Figure record extracts
---+---

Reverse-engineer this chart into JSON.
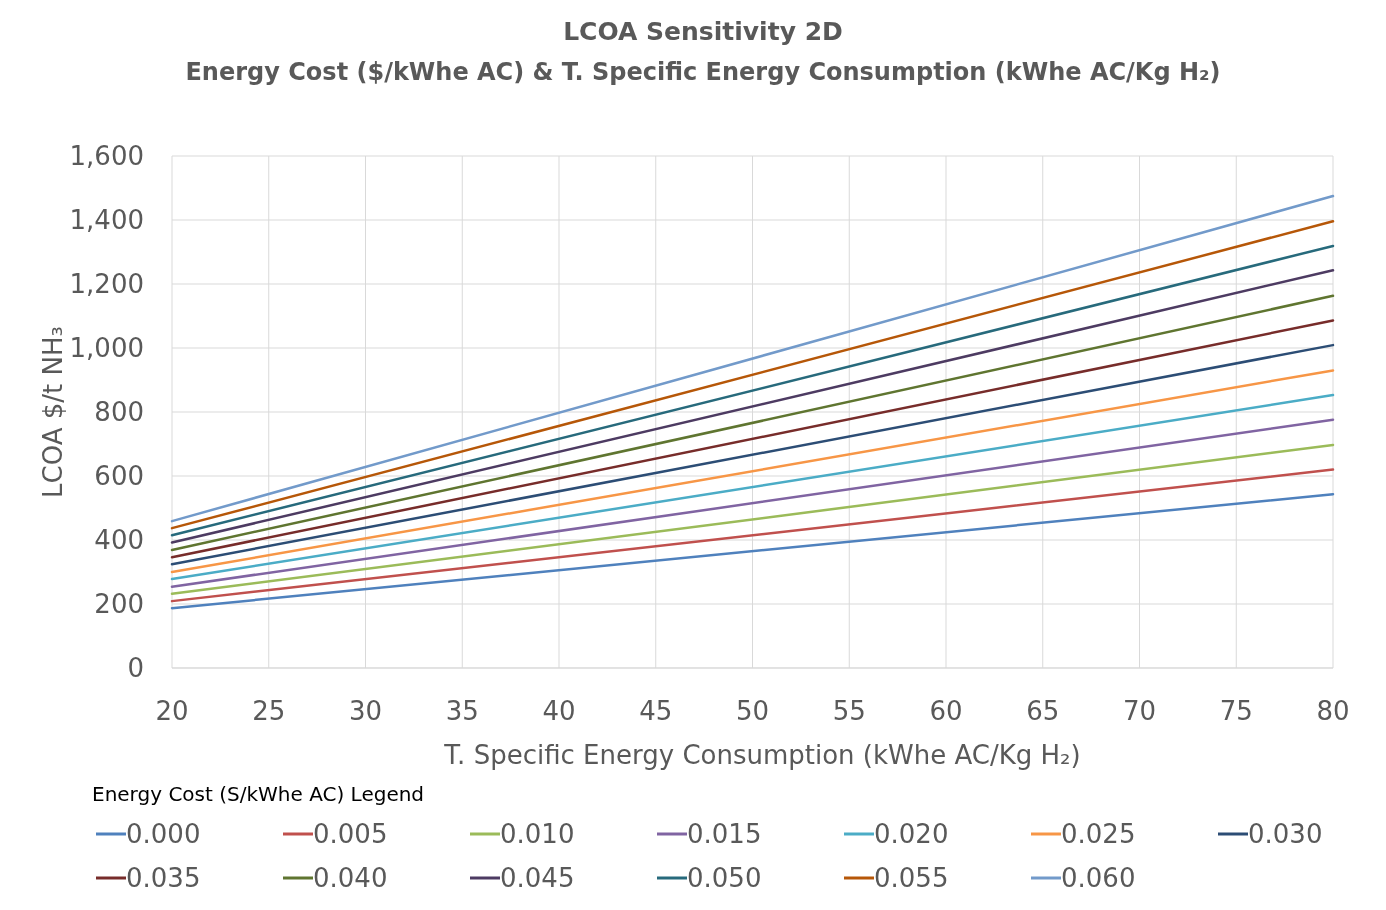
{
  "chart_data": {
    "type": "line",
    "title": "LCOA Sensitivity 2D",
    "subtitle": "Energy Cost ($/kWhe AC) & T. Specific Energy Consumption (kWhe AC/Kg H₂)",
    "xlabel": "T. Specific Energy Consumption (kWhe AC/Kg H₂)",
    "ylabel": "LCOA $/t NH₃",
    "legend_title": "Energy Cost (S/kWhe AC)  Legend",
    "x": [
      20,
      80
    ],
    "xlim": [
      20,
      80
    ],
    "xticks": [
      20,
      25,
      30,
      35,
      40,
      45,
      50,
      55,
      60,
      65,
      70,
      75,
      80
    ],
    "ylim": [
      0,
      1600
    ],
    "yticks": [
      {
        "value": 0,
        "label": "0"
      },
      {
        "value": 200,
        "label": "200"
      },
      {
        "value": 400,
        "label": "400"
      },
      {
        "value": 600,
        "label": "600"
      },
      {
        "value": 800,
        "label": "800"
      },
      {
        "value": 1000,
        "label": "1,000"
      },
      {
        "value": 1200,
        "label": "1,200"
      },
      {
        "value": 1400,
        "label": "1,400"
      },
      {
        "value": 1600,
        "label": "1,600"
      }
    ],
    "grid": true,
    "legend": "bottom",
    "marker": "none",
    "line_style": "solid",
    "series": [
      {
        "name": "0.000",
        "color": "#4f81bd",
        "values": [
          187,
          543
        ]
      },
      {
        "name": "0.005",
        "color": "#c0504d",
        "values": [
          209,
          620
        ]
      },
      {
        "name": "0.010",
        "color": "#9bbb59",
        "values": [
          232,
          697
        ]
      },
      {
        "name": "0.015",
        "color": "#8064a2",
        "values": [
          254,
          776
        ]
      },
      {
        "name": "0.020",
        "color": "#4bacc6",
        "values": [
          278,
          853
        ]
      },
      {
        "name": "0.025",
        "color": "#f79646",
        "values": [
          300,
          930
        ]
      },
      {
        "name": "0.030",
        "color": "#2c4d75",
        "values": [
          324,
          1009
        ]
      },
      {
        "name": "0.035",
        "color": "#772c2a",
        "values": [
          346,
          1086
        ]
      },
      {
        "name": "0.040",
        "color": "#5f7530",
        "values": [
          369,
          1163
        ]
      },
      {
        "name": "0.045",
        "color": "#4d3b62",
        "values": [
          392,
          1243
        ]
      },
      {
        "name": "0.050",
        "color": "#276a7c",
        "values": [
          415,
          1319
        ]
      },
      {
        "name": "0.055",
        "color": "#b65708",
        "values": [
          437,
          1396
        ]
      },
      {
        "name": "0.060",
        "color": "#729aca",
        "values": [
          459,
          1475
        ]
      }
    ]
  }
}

---+---

• _The task_
Show the lines of the material that contain the word "LCOA".

• _Solution to this problem_
    "title": "LCOA Sensitivity 2D",
    "ylabel": "LCOA $/t NH₃",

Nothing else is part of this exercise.